__Problems__.
[1] Do the following statements agree with the text on the Commission's work on shared natural resources? For each, answer yes or no and quote the deciding words of the text. (a) At its fifty-fourth session, in 2002, the Commission appointed Chusei Yamada as Special Rapporteur for the topic. (b) At its fifty-fifth session, the Commission decided to limit the scope of the topic to confined transboundary groundwaters, oil and gas. (c) When codifying the law of the non-navigational uses of international watercourses, the Commission included confined groundwaters unrelated to surface waters in that topic.
[2] Could you continue the text on the Commission's work on shared natural resources from where it stops?

__Text section__.
————————
At its fifty-second
session, in 2000, the Commission, on the basis of the recommendation
of a Working Group on the long-term programme of work, concluded
that the topic “Shared natural resources of States” was appropriate
for inclusion in its long-term programme of work.
[1]
The General Assembly, in resolution 55/152 of 12
December 2000 (E,
F,
S,
R,
C,
A), took note of the Commission’s report concerning its long-term programme
of work. In resolution 56/82 of 12 December 2001
(E,
F,
S,
R,
C,
A),
the Assembly requested the Commission to further consider the
topic having due regard to comments made by Governments.
At its fifty-fourth session,
in 2002, the International Law Commission decided to include
the topic “Shared natural resources” in its programme of work,
to appoint Chusei Yamada as Special
Rapporteur for the topic, and
to establish a Working Group to assist the Special Rapporteur.
[2]
The General Assembly, in resolution 57/21 of 19
November 2002 (E,
F,
S,
R,
C,
A), took note of the Commission’s decision to include the topic in its
programme of work.
At its fifty-fifth session,
in 2003, the Commission had before it the first preliminary
report
[3] of the Special
Rapporteur which provided the background
on the topic and proposed to limit its scope to the study of
confined transboundary groundwaters, oil and gas, with work proceeding initially
on the study of confined transboundary
groundwaters. The Special Rapporteur
also submitted an addendum to the report which was technical
in nature and sought to provide a better understanding of what
constituted confined transboundary groundwaters. The
Special Rapporteur noted that the
problem of shared natural resources had first been dealt with
by the Commission during its codification of the law
of the non-navigational uses of international watercourses.
At the time, the Commission had decided to exclude confined
groundwaters unrelated to surface
waters from the topic, but nonetheless considered that a separate
study was warranted due to the importance of confined groundwaters
in many parts of the world. The Special Rapporteur
deemed it indispensable to know exactly what such groundwaters
were in order to ascertain the extent to which the principles
embodied in the 1997 Convention
on the Law of the Non-navigational Uses of International Watercourses
could be applicable. The Special Rapporteur
noted that the international efforts to manage groundwaters
were taking place in different forums, that the law relating
to groundwaters was more akin to that governing the exploitation
of oil and gas, and that the Commission’s work on the topic
of international liability, particularly regarding the prevention
aspect, would be relevant. [4]
The Commission considered the report without taking any decision with
respect to the scope of the topic or the future course of work.
————————
__Dataset excerpts__.
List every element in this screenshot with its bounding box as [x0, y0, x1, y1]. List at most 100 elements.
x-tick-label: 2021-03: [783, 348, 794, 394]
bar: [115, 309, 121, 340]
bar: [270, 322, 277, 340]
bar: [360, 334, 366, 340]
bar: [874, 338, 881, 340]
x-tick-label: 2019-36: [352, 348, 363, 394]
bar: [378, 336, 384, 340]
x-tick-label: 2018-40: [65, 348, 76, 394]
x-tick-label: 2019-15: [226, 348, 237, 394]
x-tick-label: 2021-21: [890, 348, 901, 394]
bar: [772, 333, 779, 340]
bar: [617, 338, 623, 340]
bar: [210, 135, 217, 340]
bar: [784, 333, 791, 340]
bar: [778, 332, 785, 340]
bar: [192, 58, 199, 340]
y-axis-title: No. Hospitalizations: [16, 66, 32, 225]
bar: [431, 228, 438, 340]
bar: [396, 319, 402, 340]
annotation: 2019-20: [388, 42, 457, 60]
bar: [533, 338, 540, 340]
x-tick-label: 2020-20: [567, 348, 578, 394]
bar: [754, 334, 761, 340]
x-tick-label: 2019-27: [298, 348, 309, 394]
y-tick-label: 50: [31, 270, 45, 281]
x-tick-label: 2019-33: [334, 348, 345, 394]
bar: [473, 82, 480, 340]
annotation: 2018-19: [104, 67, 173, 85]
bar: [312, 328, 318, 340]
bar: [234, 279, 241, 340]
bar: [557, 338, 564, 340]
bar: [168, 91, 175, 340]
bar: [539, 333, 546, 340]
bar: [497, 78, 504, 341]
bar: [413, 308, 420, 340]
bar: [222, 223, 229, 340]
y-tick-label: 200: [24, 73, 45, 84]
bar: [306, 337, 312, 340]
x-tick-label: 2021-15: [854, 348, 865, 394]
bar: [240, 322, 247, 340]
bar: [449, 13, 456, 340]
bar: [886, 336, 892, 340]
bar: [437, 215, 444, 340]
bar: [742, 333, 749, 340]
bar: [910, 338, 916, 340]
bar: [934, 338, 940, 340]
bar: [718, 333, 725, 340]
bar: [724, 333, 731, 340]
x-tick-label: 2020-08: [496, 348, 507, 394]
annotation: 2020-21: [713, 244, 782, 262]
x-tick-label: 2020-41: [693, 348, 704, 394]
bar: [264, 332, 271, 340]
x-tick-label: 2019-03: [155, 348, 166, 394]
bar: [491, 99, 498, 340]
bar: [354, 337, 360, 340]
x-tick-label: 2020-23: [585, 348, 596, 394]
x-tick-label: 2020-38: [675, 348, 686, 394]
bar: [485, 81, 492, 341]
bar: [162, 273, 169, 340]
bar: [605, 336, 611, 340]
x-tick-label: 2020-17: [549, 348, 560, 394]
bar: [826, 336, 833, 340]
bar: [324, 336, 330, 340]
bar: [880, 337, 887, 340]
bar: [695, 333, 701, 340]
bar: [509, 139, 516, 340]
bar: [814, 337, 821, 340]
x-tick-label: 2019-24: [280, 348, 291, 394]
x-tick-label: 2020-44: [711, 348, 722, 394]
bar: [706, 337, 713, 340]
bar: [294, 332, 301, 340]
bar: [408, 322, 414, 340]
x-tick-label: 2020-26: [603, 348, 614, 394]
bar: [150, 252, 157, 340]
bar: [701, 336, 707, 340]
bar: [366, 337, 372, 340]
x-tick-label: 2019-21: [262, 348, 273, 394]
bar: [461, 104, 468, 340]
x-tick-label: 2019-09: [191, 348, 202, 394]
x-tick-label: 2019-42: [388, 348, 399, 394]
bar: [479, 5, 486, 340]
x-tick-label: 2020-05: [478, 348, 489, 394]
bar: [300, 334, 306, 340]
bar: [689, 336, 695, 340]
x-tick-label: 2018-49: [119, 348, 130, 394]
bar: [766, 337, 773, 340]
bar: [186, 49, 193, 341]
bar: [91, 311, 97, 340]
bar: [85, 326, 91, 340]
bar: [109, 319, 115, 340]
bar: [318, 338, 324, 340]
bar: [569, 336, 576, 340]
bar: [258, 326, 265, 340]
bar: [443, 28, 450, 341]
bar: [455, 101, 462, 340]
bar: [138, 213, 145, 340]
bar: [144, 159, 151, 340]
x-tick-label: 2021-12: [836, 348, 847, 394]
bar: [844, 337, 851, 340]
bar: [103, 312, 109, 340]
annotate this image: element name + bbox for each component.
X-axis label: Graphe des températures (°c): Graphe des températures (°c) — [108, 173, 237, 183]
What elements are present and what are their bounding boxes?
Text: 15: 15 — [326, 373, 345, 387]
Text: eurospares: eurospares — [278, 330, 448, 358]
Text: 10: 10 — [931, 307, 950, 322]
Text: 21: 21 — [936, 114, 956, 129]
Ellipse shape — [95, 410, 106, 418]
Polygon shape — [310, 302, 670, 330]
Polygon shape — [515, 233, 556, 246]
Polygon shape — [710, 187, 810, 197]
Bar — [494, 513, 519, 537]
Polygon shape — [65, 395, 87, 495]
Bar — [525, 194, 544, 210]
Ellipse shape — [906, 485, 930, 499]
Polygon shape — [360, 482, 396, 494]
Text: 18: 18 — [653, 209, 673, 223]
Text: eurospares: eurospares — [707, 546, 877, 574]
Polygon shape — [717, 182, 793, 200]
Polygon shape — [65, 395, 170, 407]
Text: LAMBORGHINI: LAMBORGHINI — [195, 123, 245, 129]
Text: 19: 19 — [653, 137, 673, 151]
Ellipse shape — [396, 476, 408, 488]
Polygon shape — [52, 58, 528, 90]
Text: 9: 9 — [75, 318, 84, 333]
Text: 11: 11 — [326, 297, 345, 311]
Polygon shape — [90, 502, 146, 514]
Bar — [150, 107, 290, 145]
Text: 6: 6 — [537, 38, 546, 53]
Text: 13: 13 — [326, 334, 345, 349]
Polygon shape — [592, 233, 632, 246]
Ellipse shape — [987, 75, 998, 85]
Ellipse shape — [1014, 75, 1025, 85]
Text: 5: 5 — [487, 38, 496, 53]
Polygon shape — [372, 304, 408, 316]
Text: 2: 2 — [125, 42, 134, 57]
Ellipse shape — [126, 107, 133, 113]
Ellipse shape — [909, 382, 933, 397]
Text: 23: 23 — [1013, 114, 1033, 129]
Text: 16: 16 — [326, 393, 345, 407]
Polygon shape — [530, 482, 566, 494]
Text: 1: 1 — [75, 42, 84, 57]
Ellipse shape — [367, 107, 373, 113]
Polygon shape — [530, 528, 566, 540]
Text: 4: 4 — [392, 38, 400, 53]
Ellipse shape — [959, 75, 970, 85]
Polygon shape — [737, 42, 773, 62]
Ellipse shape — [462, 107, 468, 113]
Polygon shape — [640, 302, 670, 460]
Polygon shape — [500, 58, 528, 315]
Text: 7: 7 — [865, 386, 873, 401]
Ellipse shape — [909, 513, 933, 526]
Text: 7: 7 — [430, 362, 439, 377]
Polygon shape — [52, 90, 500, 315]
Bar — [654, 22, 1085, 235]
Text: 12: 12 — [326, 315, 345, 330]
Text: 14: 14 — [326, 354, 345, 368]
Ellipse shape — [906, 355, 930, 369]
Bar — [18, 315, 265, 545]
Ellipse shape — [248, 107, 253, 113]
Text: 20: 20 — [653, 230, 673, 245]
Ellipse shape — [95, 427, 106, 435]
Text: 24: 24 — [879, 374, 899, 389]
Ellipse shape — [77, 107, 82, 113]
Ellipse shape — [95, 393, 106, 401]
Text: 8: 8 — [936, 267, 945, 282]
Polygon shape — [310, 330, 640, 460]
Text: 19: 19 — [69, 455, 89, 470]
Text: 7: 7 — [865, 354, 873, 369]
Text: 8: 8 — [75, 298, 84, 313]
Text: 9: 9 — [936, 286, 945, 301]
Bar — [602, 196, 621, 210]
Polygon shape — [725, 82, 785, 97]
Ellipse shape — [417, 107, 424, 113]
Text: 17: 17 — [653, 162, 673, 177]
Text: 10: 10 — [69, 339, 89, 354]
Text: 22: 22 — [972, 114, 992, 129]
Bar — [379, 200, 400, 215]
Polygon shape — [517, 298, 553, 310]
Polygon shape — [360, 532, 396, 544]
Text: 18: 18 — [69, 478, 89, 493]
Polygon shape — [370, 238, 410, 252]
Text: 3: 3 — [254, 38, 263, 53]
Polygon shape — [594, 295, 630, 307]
————————
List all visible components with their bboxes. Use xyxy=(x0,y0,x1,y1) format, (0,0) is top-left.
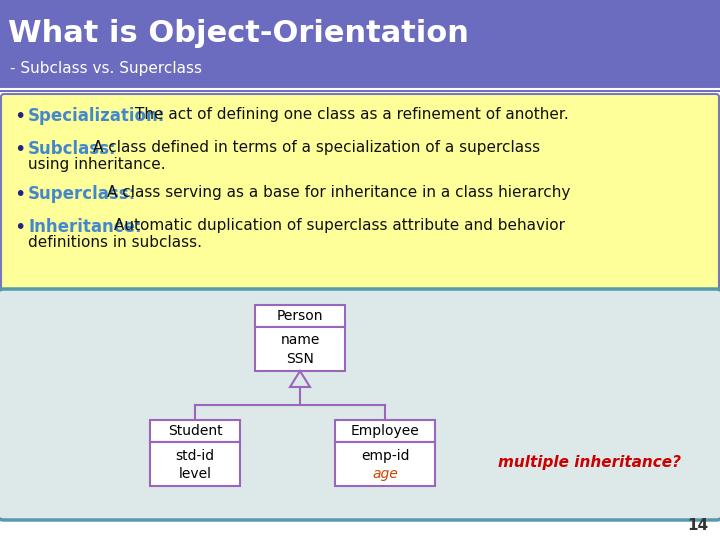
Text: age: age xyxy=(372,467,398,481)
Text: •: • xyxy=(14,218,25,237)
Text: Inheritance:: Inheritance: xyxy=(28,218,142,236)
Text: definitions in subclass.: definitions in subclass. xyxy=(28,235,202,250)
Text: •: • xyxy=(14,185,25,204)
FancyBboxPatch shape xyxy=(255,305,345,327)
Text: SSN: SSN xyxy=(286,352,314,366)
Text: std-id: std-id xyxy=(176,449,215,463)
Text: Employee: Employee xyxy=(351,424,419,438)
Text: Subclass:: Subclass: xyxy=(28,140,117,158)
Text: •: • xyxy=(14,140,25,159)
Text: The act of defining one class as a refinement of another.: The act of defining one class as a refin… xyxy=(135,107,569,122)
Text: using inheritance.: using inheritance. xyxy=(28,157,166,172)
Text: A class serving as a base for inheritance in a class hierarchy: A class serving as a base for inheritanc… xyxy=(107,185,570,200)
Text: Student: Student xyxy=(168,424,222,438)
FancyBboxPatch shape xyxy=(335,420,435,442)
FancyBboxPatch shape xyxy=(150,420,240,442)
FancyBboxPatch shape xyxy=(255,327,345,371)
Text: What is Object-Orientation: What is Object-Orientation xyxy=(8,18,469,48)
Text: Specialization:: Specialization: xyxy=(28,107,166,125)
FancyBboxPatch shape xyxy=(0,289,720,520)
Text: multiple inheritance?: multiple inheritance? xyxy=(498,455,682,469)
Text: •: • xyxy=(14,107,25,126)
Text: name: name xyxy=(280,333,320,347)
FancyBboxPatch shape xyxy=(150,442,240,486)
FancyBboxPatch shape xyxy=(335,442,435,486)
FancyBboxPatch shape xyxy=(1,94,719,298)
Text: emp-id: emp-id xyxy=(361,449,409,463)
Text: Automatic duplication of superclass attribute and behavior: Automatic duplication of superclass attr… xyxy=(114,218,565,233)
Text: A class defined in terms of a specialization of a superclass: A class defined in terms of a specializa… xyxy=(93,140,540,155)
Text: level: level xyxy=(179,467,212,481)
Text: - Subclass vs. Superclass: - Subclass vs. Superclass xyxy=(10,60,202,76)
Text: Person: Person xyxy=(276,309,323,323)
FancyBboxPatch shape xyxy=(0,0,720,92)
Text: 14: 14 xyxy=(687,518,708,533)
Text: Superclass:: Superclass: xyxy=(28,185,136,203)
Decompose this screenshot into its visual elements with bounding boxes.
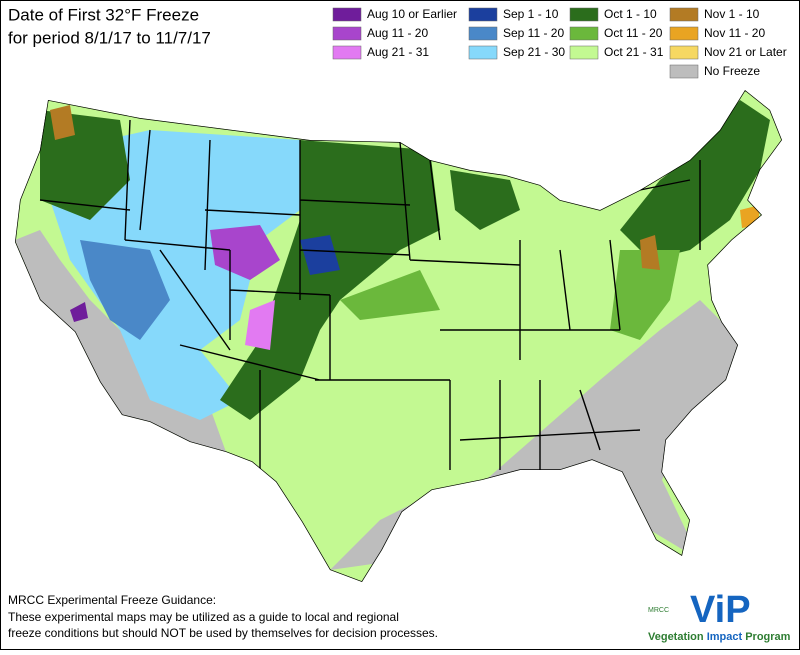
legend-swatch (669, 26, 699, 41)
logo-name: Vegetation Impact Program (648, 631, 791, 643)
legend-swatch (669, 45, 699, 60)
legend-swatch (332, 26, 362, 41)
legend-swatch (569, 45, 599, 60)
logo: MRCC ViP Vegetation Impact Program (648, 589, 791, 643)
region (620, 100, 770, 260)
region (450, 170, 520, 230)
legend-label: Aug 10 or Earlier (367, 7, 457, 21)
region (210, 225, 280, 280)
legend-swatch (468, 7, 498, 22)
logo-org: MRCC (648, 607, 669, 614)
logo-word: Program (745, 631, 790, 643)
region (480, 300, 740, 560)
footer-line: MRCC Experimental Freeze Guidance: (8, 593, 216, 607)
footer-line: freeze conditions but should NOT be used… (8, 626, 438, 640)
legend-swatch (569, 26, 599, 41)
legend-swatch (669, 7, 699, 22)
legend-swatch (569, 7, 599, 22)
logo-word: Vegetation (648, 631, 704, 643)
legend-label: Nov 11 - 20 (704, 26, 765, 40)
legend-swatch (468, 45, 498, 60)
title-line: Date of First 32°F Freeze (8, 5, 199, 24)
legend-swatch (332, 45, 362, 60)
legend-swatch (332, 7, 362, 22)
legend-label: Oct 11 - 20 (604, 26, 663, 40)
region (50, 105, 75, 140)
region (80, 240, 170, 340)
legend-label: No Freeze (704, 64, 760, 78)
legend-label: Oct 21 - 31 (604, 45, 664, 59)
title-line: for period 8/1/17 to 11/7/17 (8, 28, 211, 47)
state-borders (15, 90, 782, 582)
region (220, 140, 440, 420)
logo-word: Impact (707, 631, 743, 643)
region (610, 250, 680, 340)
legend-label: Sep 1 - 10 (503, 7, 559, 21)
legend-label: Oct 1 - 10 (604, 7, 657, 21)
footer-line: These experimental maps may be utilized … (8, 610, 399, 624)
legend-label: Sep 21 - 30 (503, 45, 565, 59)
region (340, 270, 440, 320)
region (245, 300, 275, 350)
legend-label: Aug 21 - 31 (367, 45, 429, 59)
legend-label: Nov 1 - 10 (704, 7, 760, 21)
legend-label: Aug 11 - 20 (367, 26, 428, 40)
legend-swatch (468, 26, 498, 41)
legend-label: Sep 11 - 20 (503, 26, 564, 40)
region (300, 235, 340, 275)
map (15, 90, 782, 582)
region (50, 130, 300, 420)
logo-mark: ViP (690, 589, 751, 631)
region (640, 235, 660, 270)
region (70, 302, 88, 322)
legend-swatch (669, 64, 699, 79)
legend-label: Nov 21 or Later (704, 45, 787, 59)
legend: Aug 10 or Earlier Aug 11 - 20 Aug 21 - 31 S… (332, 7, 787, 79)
————————
__Expected answers__.
[1]
(a) Yes: "to appoint Chusei Yamada as Special Rapporteur for the topic"
(b) No: "The Commission considered the report without taking any decision with respect to the scope of the topic or the future course of work."
(c) No: "the Commission had decided to exclude confined groundwaters unrelated to surface waters from the topic"

[2]
The Commission also had an informal briefing by experts on groundwaters
from the Food and Agriculture Organization and the International
Association of Hydrogeologists.
[5]
The General
Assembly in resolution 58/77 of 9 December 2003 (E,
F,
S,
R,
C,
A)
invited
Governments to provide information to the International Law
Commission regarding national legislation, bilateral and other
agreements and arrangements with regard to the use and management
of transboundary groundwaters, in particular those governing
quality and quantity of such waters, relevant to the topic.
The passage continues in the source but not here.